> Exercise goal
Sort through the data and copy the lines holding the word "bilden".

Stored entries:
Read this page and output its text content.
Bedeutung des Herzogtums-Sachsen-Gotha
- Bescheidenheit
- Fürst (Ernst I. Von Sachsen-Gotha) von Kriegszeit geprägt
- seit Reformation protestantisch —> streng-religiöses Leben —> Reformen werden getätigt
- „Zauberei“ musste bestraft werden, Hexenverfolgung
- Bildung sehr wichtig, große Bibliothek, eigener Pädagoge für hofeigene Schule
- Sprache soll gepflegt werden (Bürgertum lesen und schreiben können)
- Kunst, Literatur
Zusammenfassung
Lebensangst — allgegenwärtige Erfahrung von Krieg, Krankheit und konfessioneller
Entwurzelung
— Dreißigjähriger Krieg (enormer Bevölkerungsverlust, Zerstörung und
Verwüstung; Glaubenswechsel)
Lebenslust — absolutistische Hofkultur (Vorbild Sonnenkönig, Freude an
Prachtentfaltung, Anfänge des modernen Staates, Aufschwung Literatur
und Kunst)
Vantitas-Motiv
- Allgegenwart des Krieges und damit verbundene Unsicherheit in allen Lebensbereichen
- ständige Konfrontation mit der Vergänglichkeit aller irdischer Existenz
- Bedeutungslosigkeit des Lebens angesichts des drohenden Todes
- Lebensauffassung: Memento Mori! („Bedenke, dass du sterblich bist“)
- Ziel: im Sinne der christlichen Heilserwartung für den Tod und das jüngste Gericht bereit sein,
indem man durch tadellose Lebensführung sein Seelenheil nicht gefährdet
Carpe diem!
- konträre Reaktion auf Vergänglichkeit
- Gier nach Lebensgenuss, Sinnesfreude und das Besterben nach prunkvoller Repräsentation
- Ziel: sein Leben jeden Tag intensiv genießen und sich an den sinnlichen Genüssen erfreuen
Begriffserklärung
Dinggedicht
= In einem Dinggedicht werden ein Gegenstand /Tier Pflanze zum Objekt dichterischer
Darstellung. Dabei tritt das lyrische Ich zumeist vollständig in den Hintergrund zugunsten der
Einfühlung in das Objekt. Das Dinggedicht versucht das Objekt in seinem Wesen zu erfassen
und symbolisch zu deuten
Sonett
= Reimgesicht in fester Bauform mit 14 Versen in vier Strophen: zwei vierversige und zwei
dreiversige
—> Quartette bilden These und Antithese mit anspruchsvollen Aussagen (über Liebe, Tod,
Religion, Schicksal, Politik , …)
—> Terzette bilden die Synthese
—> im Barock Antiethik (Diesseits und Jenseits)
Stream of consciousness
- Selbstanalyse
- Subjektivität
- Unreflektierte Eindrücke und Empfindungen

> Exercise result
—> Quartette bilden These und Antithese mit anspruchsvollen Aussagen (über Liebe, Tod,
—> Terzette bilden die Synthese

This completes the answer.